Exercise goal: Change "sectional view" to "cross-sectional view" throughout the items below, keeping every other word unchanged. Leave the pictures out of your answer.

Data entries
* * * * * * *

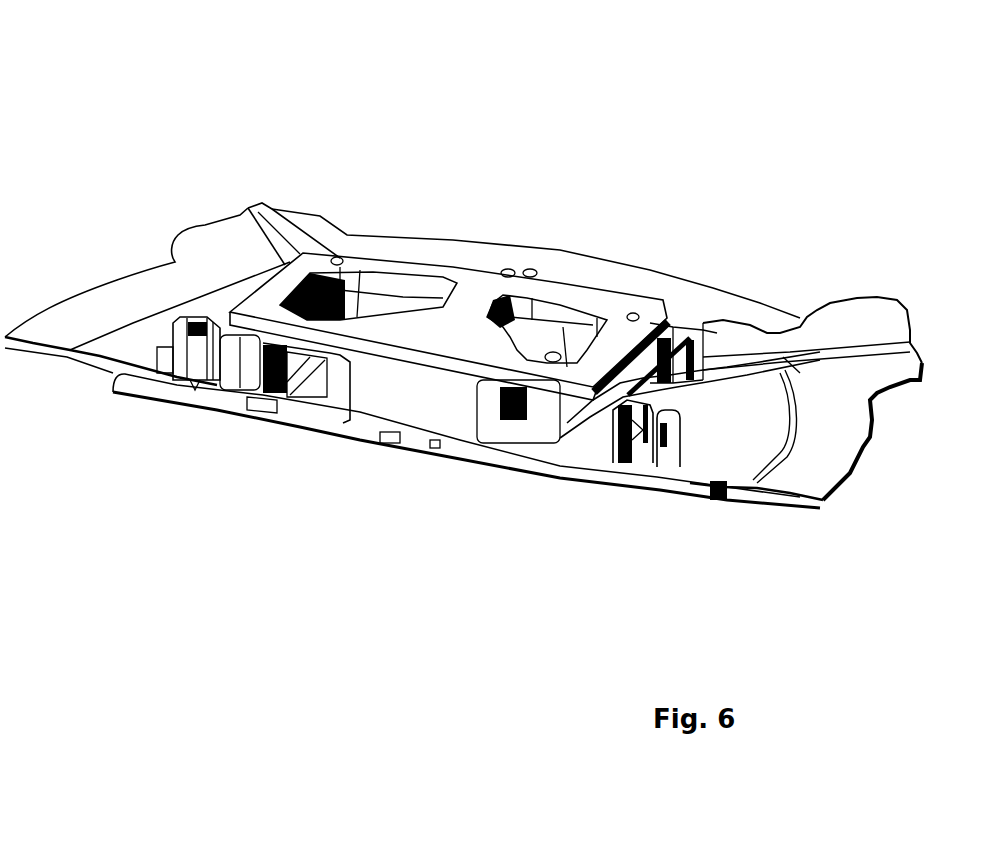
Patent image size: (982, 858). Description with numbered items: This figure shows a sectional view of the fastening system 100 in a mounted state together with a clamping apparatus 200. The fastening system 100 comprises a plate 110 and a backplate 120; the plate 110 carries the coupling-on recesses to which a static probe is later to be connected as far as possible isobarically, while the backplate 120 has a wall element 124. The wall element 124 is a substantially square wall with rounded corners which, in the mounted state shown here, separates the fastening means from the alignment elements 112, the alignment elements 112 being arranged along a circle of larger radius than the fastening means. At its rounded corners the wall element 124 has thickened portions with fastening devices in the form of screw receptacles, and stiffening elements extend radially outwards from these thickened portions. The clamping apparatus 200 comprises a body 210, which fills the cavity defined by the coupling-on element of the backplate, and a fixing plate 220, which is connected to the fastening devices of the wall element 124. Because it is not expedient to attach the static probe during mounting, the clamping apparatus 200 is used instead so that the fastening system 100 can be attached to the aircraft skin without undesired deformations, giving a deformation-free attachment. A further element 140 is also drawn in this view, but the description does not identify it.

The fastening system 100 is at (226, 205).
The plate 110 is at (598, 478).
The alignment elements 112 is at (640, 457).
The backplate 120 is at (713, 286).
The wall element 124 is at (682, 329).
The latch 140 is at (683, 434).
The clamping apparatus 200 is at (338, 380).
The body 210 is at (398, 400).
The fixing plate 220 is at (464, 328).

* * * * * * *

Solution to the exercise:
Patent image size: (982, 858). Description with numbered items: This figure shows a cross-sectional view of the fastening system 100 in a mounted state together with a clamping apparatus 200. The fastening system 100 comprises a plate 110 and a backplate 120; the plate 110 carries the coupling-on recesses to which a static probe is later to be connected as far as possible isobarically, while the backplate 120 has a wall element 124. The wall element 124 is a substantially square wall with rounded corners which, in the mounted state shown here, separates the fastening means from the alignment elements 112, the alignment elements 112 being arranged along a circle of larger radius than the fastening means. At its rounded corners the wall element 124 has thickened portions with fastening devices in the form of screw receptacles, and stiffening elements extend radially outwards from these thickened portions. The clamping apparatus 200 comprises a body 210, which fills the cavity defined by the coupling-on element of the backplate, and a fixing plate 220, which is connected to the fastening devices of the wall element 124. Because it is not expedient to attach the static probe during mounting, the clamping apparatus 200 is used instead so that the fastening system 100 can be attached to the aircraft skin without undesired deformations, giving a deformation-free attachment. A further element 140 is also drawn in this view, but the description does not identify it.

The fastening system 100 is at (226, 205).
The plate 110 is at (598, 478).
The alignment elements 112 is at (640, 457).
The backplate 120 is at (713, 286).
The wall element 124 is at (682, 329).
The latch 140 is at (683, 434).
The clamping apparatus 200 is at (338, 380).
The body 210 is at (398, 400).
The fixing plate 220 is at (464, 328).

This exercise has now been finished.